WRITTEN TASK
The entries below should be output exactly as written.

##############################

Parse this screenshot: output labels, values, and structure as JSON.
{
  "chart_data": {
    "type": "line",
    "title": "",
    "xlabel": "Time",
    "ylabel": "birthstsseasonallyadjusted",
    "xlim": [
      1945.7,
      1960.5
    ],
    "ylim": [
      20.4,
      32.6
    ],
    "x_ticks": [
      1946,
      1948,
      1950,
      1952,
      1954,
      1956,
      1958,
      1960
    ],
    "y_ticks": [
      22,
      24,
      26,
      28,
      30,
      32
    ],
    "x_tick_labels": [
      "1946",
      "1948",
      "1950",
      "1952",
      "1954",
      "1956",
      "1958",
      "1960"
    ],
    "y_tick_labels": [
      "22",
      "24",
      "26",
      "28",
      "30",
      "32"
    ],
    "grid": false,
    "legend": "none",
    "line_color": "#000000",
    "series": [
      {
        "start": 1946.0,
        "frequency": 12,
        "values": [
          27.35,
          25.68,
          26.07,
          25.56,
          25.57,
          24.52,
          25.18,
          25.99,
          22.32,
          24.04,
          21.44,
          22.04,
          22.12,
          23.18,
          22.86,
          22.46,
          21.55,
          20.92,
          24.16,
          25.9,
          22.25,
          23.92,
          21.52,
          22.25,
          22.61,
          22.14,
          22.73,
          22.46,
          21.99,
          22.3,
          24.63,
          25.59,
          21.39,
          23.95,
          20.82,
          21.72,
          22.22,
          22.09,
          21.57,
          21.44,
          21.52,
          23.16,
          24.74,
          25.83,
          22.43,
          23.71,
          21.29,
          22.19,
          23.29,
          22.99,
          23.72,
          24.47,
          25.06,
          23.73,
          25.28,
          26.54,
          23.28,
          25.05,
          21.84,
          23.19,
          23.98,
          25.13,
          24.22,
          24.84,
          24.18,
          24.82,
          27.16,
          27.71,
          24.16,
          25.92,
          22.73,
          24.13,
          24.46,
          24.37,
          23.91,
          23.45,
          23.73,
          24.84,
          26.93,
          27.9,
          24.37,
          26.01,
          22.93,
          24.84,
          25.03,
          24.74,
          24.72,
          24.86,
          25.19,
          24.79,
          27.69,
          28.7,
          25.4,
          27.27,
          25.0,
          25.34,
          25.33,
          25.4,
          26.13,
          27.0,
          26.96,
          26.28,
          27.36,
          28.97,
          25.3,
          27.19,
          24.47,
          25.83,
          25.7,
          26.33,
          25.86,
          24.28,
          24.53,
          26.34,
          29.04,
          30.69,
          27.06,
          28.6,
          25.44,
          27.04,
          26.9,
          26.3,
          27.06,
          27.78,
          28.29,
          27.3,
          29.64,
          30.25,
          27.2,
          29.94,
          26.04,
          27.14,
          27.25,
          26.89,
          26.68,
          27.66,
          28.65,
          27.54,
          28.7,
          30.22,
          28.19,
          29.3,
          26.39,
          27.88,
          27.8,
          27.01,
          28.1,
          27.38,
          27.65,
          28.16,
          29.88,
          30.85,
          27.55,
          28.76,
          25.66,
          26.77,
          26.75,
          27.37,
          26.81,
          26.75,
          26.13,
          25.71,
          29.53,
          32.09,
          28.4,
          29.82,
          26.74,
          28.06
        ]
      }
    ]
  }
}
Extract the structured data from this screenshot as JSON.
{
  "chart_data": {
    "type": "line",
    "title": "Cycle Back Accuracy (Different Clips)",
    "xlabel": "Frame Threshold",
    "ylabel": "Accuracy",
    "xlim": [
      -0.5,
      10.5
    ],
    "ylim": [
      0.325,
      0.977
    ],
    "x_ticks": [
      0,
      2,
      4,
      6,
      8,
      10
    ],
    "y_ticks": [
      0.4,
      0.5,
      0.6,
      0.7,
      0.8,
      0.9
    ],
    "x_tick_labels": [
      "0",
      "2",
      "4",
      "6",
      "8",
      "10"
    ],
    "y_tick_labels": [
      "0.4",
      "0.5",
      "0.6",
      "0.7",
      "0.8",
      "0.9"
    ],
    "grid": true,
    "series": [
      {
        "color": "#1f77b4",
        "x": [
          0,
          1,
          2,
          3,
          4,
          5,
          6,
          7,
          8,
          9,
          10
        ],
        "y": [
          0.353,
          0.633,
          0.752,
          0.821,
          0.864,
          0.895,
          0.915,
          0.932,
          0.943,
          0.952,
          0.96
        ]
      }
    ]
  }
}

##############################

RESPONSE TO THIS EXERCISE
Parse this screenshot: output labels, values, and structure as JSON.
{
  "chart_data": {
    "type": "line",
    "title": "",
    "xlabel": "Time",
    "ylabel": "birthstsseasonallyadjusted",
    "xlim": [
      1945.7,
      1960.5
    ],
    "ylim": [
      20.4,
      32.6
    ],
    "x_ticks": [
      1946,
      1948,
      1950,
      1952,
      1954,
      1956,
      1958,
      1960
    ],
    "y_ticks": [
      22,
      24,
      26,
      28,
      30,
      32
    ],
    "x_tick_labels": [
      "1946",
      "1948",
      "1950",
      "1952",
      "1954",
      "1956",
      "1958",
      "1960"
    ],
    "y_tick_labels": [
      "22",
      "24",
      "26",
      "28",
      "30",
      "32"
    ],
    "grid": false,
    "legend": "none",
    "line_color": "#000000",
    "series": [
      {
        "start": 1946.0,
        "frequency": 12,
        "values": [
          27.35,
          25.68,
          26.07,
          25.56,
          25.57,
          24.52,
          25.18,
          25.99,
          22.32,
          24.04,
          21.44,
          22.04,
          22.12,
          23.18,
          22.86,
          22.46,
          21.55,
          20.92,
          24.16,
          25.9,
          22.25,
          23.92,
          21.52,
          22.25,
          22.61,
          22.14,
          22.73,
          22.46,
          21.99,
          22.3,
          24.63,
          25.59,
          21.39,
          23.95,
          20.82,
          21.72,
          22.22,
          22.09,
          21.57,
          21.44,
          21.52,
          23.16,
          24.74,
          25.83,
          22.43,
          23.71,
          21.29,
          22.19,
          23.29,
          22.99,
          23.72,
          24.47,
          25.06,
          23.73,
          25.28,
          26.54,
          23.28,
          25.05,
          21.84,
          23.19,
          23.98,
          25.13,
          24.22,
          24.84,
          24.18,
          24.82,
          27.16,
          27.71,
          24.16,
          25.92,
          22.73,
          24.13,
          24.46,
          24.37,
          23.91,
          23.45,
          23.73,
          24.84,
          26.93,
          27.9,
          24.37,
          26.01,
          22.93,
          24.84,
          25.03,
          24.74,
          24.72,
          24.86,
          25.19,
          24.79,
          27.69,
          28.7,
          25.4,
          27.27,
          25.0,
          25.34,
          25.33,
          25.4,
          26.13,
          27.0,
          26.96,
          26.28,
          27.36,
          28.97,
          25.3,
          27.19,
          24.47,
          25.83,
          25.7,
          26.33,
          25.86,
          24.28,
          24.53,
          26.34,
          29.04,
          30.69,
          27.06,
          28.6,
          25.44,
          27.04,
          26.9,
          26.3,
          27.06,
          27.78,
          28.29,
          27.3,
          29.64,
          30.25,
          27.2,
          29.94,
          26.04,
          27.14,
          27.25,
          26.89,
          26.68,
          27.66,
          28.65,
          27.54,
          28.7,
          30.22,
          28.19,
          29.3,
          26.39,
          27.88,
          27.8,
          27.01,
          28.1,
          27.38,
          27.65,
          28.16,
          29.88,
          30.85,
          27.55,
          28.76,
          25.66,
          26.77,
          26.75,
          27.37,
          26.81,
          26.75,
          26.13,
          25.71,
          29.53,
          32.09,
          28.4,
          29.82,
          26.74,
          28.06
        ]
      }
    ]
  }
}
Extract the structured data from this screenshot as JSON.
{
  "chart_data": {
    "type": "line",
    "title": "Cycle Back Accuracy (Different Clips)",
    "xlabel": "Frame Threshold",
    "ylabel": "Accuracy",
    "xlim": [
      -0.5,
      10.5
    ],
    "ylim": [
      0.325,
      0.977
    ],
    "x_ticks": [
      0,
      2,
      4,
      6,
      8,
      10
    ],
    "y_ticks": [
      0.4,
      0.5,
      0.6,
      0.7,
      0.8,
      0.9
    ],
    "x_tick_labels": [
      "0",
      "2",
      "4",
      "6",
      "8",
      "10"
    ],
    "y_tick_labels": [
      "0.4",
      "0.5",
      "0.6",
      "0.7",
      "0.8",
      "0.9"
    ],
    "grid": true,
    "series": [
      {
        "color": "#1f77b4",
        "x": [
          0,
          1,
          2,
          3,
          4,
          5,
          6,
          7,
          8,
          9,
          10
        ],
        "y": [
          0.353,
          0.633,
          0.752,
          0.821,
          0.864,
          0.895,
          0.915,
          0.932,
          0.943,
          0.952,
          0.96
        ]
      }
    ]
  }
}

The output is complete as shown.